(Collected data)
——————————

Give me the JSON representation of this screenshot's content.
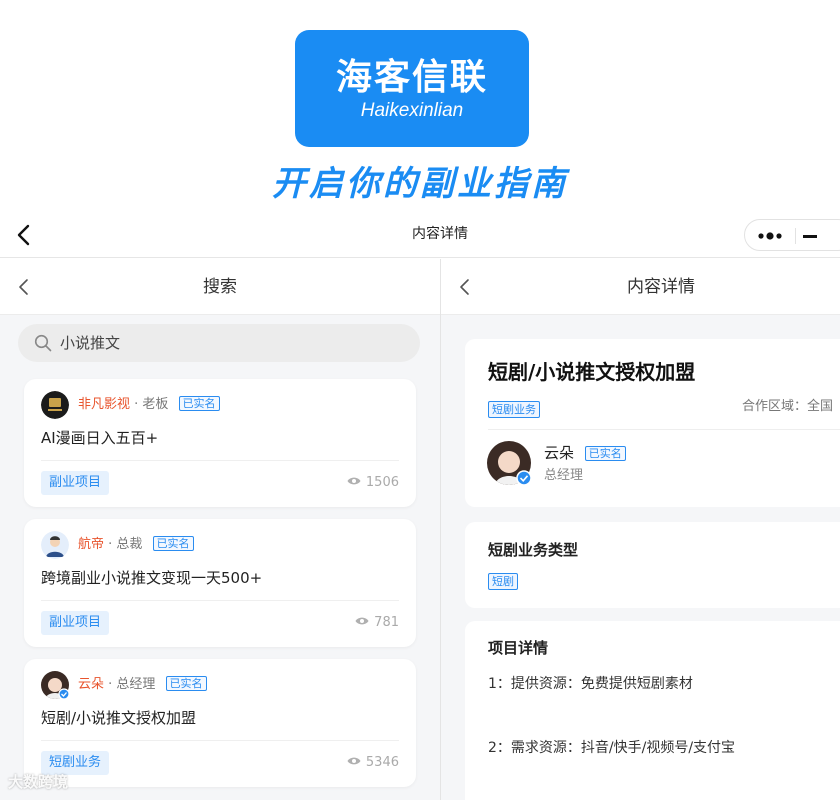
{
  "banner": {
    "logo_cn": "海客信联",
    "logo_en": "Haikexinlian",
    "slogan": "开启你的副业指南",
    "brand_color": "#1a8cf3"
  },
  "nav": {
    "title": "内容详情",
    "back_icon": "chevron-left-icon",
    "more_icon": "more-dots-icon",
    "minimize_icon": "minimize-icon"
  },
  "left_pane": {
    "title": "搜索",
    "search": {
      "value": "小说推文",
      "icon": "search-icon"
    },
    "results": [
      {
        "name": "非凡影视",
        "role": "· 老板",
        "badge": "已实名",
        "title": "AI漫画日入五百+",
        "tag": "副业项目",
        "views": "1506"
      },
      {
        "name": "航帝",
        "role": "· 总裁",
        "badge": "已实名",
        "title": "跨境副业小说推文变现一天500+",
        "tag": "副业项目",
        "views": "781"
      },
      {
        "name": "云朵",
        "role": "· 总经理",
        "badge": "已实名",
        "title": "短剧/小说推文授权加盟",
        "tag": "短剧业务",
        "views": "5346"
      }
    ]
  },
  "right_pane": {
    "title": "内容详情",
    "detail": {
      "title": "短剧/小说推文授权加盟",
      "category_tag": "短剧业务",
      "area_label": "合作区域：",
      "area_value": "全国",
      "person_name": "云朵",
      "person_badge": "已实名",
      "person_role": "总经理"
    },
    "type_section": {
      "title": "短剧业务类型",
      "tag": "短剧"
    },
    "detail_section": {
      "title": "项目详情",
      "lines": [
        "1：提供资源：免费提供短剧素材",
        "2：需求资源：抖音/快手/视频号/支付宝"
      ]
    }
  },
  "watermark": "大数跨境",
  "colors": {
    "accent": "#2a8cf0",
    "name_red": "#e8542d",
    "background": "#f5f6f8"
  }
}
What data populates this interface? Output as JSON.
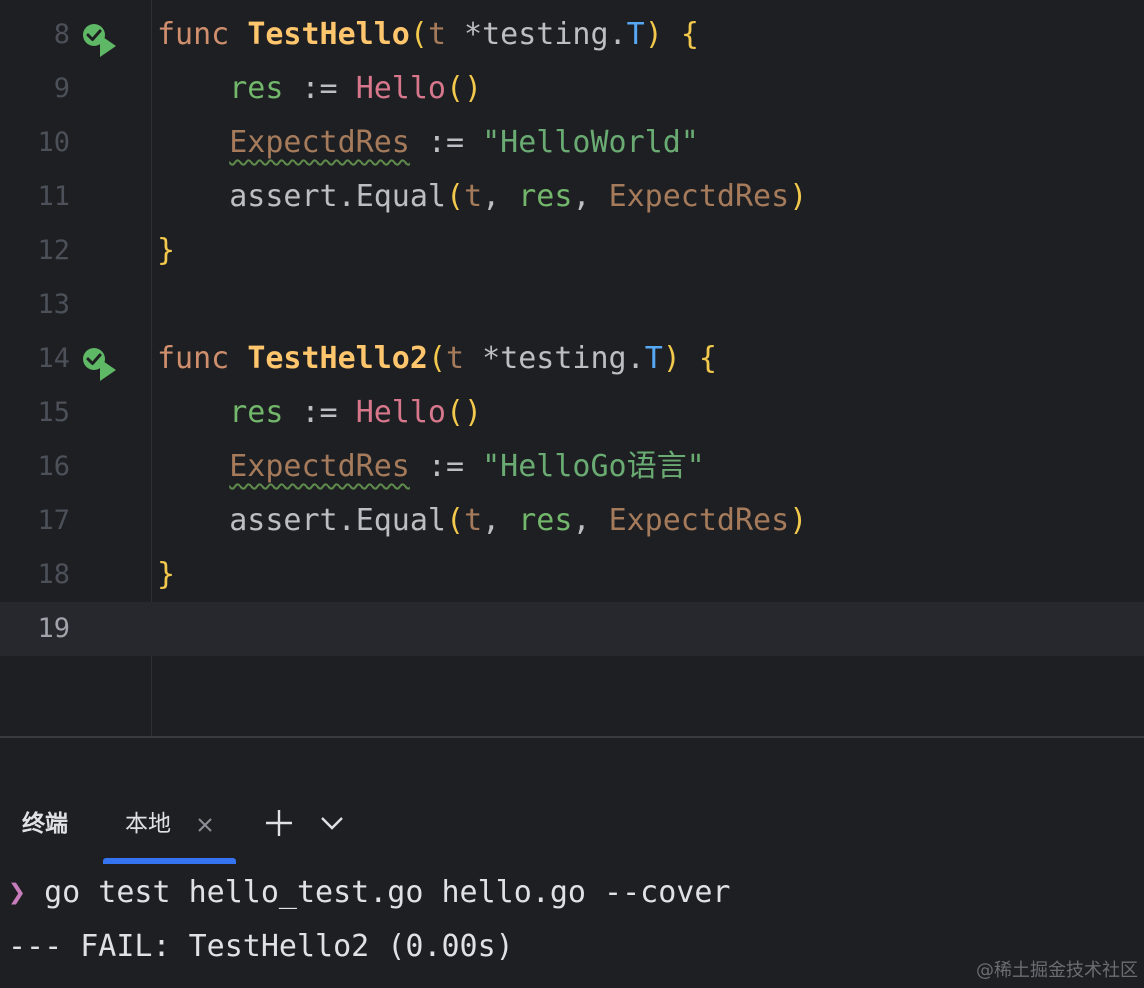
{
  "editor": {
    "lines": [
      {
        "number": "8",
        "run": true,
        "tokens": [
          {
            "t": "func",
            "c": "kw"
          },
          {
            "t": " ",
            "c": "op"
          },
          {
            "t": "TestHello",
            "c": "fnd"
          },
          {
            "t": "(",
            "c": "br1"
          },
          {
            "t": "t",
            "c": "loc"
          },
          {
            "t": " *",
            "c": "op"
          },
          {
            "t": "testing",
            "c": "punc"
          },
          {
            "t": ".",
            "c": "op"
          },
          {
            "t": "T",
            "c": "typ"
          },
          {
            "t": ")",
            "c": "br1"
          },
          {
            "t": " ",
            "c": "op"
          },
          {
            "t": "{",
            "c": "br1"
          }
        ]
      },
      {
        "number": "9",
        "run": false,
        "tokens": [
          {
            "t": "    ",
            "c": "op"
          },
          {
            "t": "res",
            "c": "var"
          },
          {
            "t": " := ",
            "c": "op"
          },
          {
            "t": "Hello",
            "c": "call"
          },
          {
            "t": "()",
            "c": "br1"
          }
        ]
      },
      {
        "number": "10",
        "run": false,
        "tokens": [
          {
            "t": "    ",
            "c": "op"
          },
          {
            "t": "ExpectdRes",
            "c": "loc",
            "w": true
          },
          {
            "t": " := ",
            "c": "op"
          },
          {
            "t": "\"HelloWorld\"",
            "c": "str"
          }
        ]
      },
      {
        "number": "11",
        "run": false,
        "tokens": [
          {
            "t": "    ",
            "c": "op"
          },
          {
            "t": "assert",
            "c": "punc"
          },
          {
            "t": ".",
            "c": "op"
          },
          {
            "t": "Equal",
            "c": "punc"
          },
          {
            "t": "(",
            "c": "br1"
          },
          {
            "t": "t",
            "c": "loc"
          },
          {
            "t": ", ",
            "c": "op"
          },
          {
            "t": "res",
            "c": "var"
          },
          {
            "t": ", ",
            "c": "op"
          },
          {
            "t": "ExpectdRes",
            "c": "loc"
          },
          {
            "t": ")",
            "c": "br1"
          }
        ]
      },
      {
        "number": "12",
        "run": false,
        "tokens": [
          {
            "t": "}",
            "c": "br1"
          }
        ]
      },
      {
        "number": "13",
        "run": false,
        "tokens": []
      },
      {
        "number": "14",
        "run": true,
        "tokens": [
          {
            "t": "func",
            "c": "kw"
          },
          {
            "t": " ",
            "c": "op"
          },
          {
            "t": "TestHello2",
            "c": "fnd"
          },
          {
            "t": "(",
            "c": "br1"
          },
          {
            "t": "t",
            "c": "loc"
          },
          {
            "t": " *",
            "c": "op"
          },
          {
            "t": "testing",
            "c": "punc"
          },
          {
            "t": ".",
            "c": "op"
          },
          {
            "t": "T",
            "c": "typ"
          },
          {
            "t": ")",
            "c": "br1"
          },
          {
            "t": " ",
            "c": "op"
          },
          {
            "t": "{",
            "c": "br1"
          }
        ]
      },
      {
        "number": "15",
        "run": false,
        "tokens": [
          {
            "t": "    ",
            "c": "op"
          },
          {
            "t": "res",
            "c": "var"
          },
          {
            "t": " := ",
            "c": "op"
          },
          {
            "t": "Hello",
            "c": "call"
          },
          {
            "t": "()",
            "c": "br1"
          }
        ]
      },
      {
        "number": "16",
        "run": false,
        "tokens": [
          {
            "t": "    ",
            "c": "op"
          },
          {
            "t": "ExpectdRes",
            "c": "loc",
            "w": true
          },
          {
            "t": " := ",
            "c": "op"
          },
          {
            "t": "\"HelloGo语言\"",
            "c": "str"
          }
        ]
      },
      {
        "number": "17",
        "run": false,
        "tokens": [
          {
            "t": "    ",
            "c": "op"
          },
          {
            "t": "assert",
            "c": "punc"
          },
          {
            "t": ".",
            "c": "op"
          },
          {
            "t": "Equal",
            "c": "punc"
          },
          {
            "t": "(",
            "c": "br1"
          },
          {
            "t": "t",
            "c": "loc"
          },
          {
            "t": ", ",
            "c": "op"
          },
          {
            "t": "res",
            "c": "var"
          },
          {
            "t": ", ",
            "c": "op"
          },
          {
            "t": "ExpectdRes",
            "c": "loc"
          },
          {
            "t": ")",
            "c": "br1"
          }
        ]
      },
      {
        "number": "18",
        "run": false,
        "tokens": [
          {
            "t": "}",
            "c": "br1"
          }
        ]
      },
      {
        "number": "19",
        "run": false,
        "current": true,
        "tokens": []
      }
    ],
    "run_icon": "run-test-passed-icon"
  },
  "terminal": {
    "title": "终端",
    "tab_label": "本地",
    "close_icon": "close-icon",
    "add_icon": "plus-icon",
    "dropdown_icon": "chevron-down-icon",
    "prompt_symbol": "❯",
    "command": " go test hello_test.go hello.go --cover",
    "output": "--- FAIL: TestHello2 (0.00s)"
  },
  "watermark": "@稀土掘金技术社区",
  "colors": {
    "background": "#1e1f22",
    "accent": "#3574f0",
    "run_icon_check": "#5fb865",
    "prompt": "#c77dbb"
  }
}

——————————

__Directions__: Transcribe all the lines above exactly, apart from the pictures.

__Task output__:
Give me the JSON representation of this screenshot's content.
{
  "banner": {
    "logo_cn": "海客信联",
    "logo_en": "Haikexinlian",
    "slogan": "开启你的副业指南",
    "brand_color": "#1a8cf3"
  },
  "nav": {
    "title": "内容详情",
    "back_icon": "chevron-left-icon",
    "more_icon": "more-dots-icon",
    "minimize_icon": "minimize-icon"
  },
  "left_pane": {
    "title": "搜索",
    "search": {
      "value": "小说推文",
      "icon": "search-icon"
    },
    "results": [
      {
        "name": "非凡影视",
        "role": "· 老板",
        "badge": "已实名",
        "title": "AI漫画日入五百+",
        "tag": "副业项目",
        "views": "1506"
      },
      {
        "name": "航帝",
        "role": "· 总裁",
        "badge": "已实名",
        "title": "跨境副业小说推文变现一天500+",
        "tag": "副业项目",
        "views": "781"
      },
      {
        "name": "云朵",
        "role": "· 总经理",
        "badge": "已实名",
        "title": "短剧/小说推文授权加盟",
        "tag": "短剧业务",
        "views": "5346"
      }
    ]
  },
  "right_pane": {
    "title": "内容详情",
    "detail": {
      "title": "短剧/小说推文授权加盟",
      "category_tag": "短剧业务",
      "area_label": "合作区域：",
      "area_value": "全国",
      "person_name": "云朵",
      "person_badge": "已实名",
      "person_role": "总经理"
    },
    "type_section": {
      "title": "短剧业务类型",
      "tag": "短剧"
    },
    "detail_section": {
      "title": "项目详情",
      "lines": [
        "1：提供资源：免费提供短剧素材",
        "2：需求资源：抖音/快手/视频号/支付宝"
      ]
    }
  },
  "watermark": "大数跨境",
  "colors": {
    "accent": "#2a8cf0",
    "name_red": "#e8542d",
    "background": "#f5f6f8"
  }
}
What data populates this interface? Output as JSON.
{
  "editor": {
    "lines": [
      {
        "number": "8",
        "run": true,
        "tokens": [
          {
            "t": "func",
            "c": "kw"
          },
          {
            "t": " ",
            "c": "op"
          },
          {
            "t": "TestHello",
            "c": "fnd"
          },
          {
            "t": "(",
            "c": "br1"
          },
          {
            "t": "t",
            "c": "loc"
          },
          {
            "t": " *",
            "c": "op"
          },
          {
            "t": "testing",
            "c": "punc"
          },
          {
            "t": ".",
            "c": "op"
          },
          {
            "t": "T",
            "c": "typ"
          },
          {
            "t": ")",
            "c": "br1"
          },
          {
            "t": " ",
            "c": "op"
          },
          {
            "t": "{",
            "c": "br1"
          }
        ]
      },
      {
        "number": "9",
        "run": false,
        "tokens": [
          {
            "t": "    ",
            "c": "op"
          },
          {
            "t": "res",
            "c": "var"
          },
          {
            "t": " := ",
            "c": "op"
          },
          {
            "t": "Hello",
            "c": "call"
          },
          {
            "t": "()",
            "c": "br1"
          }
        ]
      },
      {
        "number": "10",
        "run": false,
        "tokens": [
          {
            "t": "    ",
            "c": "op"
          },
          {
            "t": "ExpectdRes",
            "c": "loc",
            "w": true
          },
          {
            "t": " := ",
            "c": "op"
          },
          {
            "t": "\"HelloWorld\"",
            "c": "str"
          }
        ]
      },
      {
        "number": "11",
        "run": false,
        "tokens": [
          {
            "t": "    ",
            "c": "op"
          },
          {
            "t": "assert",
            "c": "punc"
          },
          {
            "t": ".",
            "c": "op"
          },
          {
            "t": "Equal",
            "c": "punc"
          },
          {
            "t": "(",
            "c": "br1"
          },
          {
            "t": "t",
            "c": "loc"
          },
          {
            "t": ", ",
            "c": "op"
          },
          {
            "t": "res",
            "c": "var"
          },
          {
            "t": ", ",
            "c": "op"
          },
          {
            "t": "ExpectdRes",
            "c": "loc"
          },
          {
            "t": ")",
            "c": "br1"
          }
        ]
      },
      {
        "number": "12",
        "run": false,
        "tokens": [
          {
            "t": "}",
            "c": "br1"
          }
        ]
      },
      {
        "number": "13",
        "run": false,
        "tokens": []
      },
      {
        "number": "14",
        "run": true,
        "tokens": [
          {
            "t": "func",
            "c": "kw"
          },
          {
            "t": " ",
            "c": "op"
          },
          {
            "t": "TestHello2",
            "c": "fnd"
          },
          {
            "t": "(",
            "c": "br1"
          },
          {
            "t": "t",
            "c": "loc"
          },
          {
            "t": " *",
            "c": "op"
          },
          {
            "t": "testing",
            "c": "punc"
          },
          {
            "t": ".",
            "c": "op"
          },
          {
            "t": "T",
            "c": "typ"
          },
          {
            "t": ")",
            "c": "br1"
          },
          {
            "t": " ",
            "c": "op"
          },
          {
            "t": "{",
            "c": "br1"
          }
        ]
      },
      {
        "number": "15",
        "run": false,
        "tokens": [
          {
            "t": "    ",
            "c": "op"
          },
          {
            "t": "res",
            "c": "var"
          },
          {
            "t": " := ",
            "c": "op"
          },
          {
            "t": "Hello",
            "c": "call"
          },
          {
            "t": "()",
            "c": "br1"
          }
        ]
      },
      {
        "number": "16",
        "run": false,
        "tokens": [
          {
            "t": "    ",
            "c": "op"
          },
          {
            "t": "ExpectdRes",
            "c": "loc",
            "w": true
          },
          {
            "t": " := ",
            "c": "op"
          },
          {
            "t": "\"HelloGo语言\"",
            "c": "str"
          }
        ]
      },
      {
        "number": "17",
        "run": false,
        "tokens": [
          {
            "t": "    ",
            "c": "op"
          },
          {
            "t": "assert",
            "c": "punc"
          },
          {
            "t": ".",
            "c": "op"
          },
          {
            "t": "Equal",
            "c": "punc"
          },
          {
            "t": "(",
            "c": "br1"
          },
          {
            "t": "t",
            "c": "loc"
          },
          {
            "t": ", ",
            "c": "op"
          },
          {
            "t": "res",
            "c": "var"
          },
          {
            "t": ", ",
            "c": "op"
          },
          {
            "t": "ExpectdRes",
            "c": "loc"
          },
          {
            "t": ")",
            "c": "br1"
          }
        ]
      },
      {
        "number": "18",
        "run": false,
        "tokens": [
          {
            "t": "}",
            "c": "br1"
          }
        ]
      },
      {
        "number": "19",
        "run": false,
        "current": true,
        "tokens": []
      }
    ],
    "run_icon": "run-test-passed-icon"
  },
  "terminal": {
    "title": "终端",
    "tab_label": "本地",
    "close_icon": "close-icon",
    "add_icon": "plus-icon",
    "dropdown_icon": "chevron-down-icon",
    "prompt_symbol": "❯",
    "command": " go test hello_test.go hello.go --cover",
    "output": "--- FAIL: TestHello2 (0.00s)"
  },
  "watermark": "@稀土掘金技术社区",
  "colors": {
    "background": "#1e1f22",
    "accent": "#3574f0",
    "run_icon_check": "#5fb865",
    "prompt": "#c77dbb"
  }
}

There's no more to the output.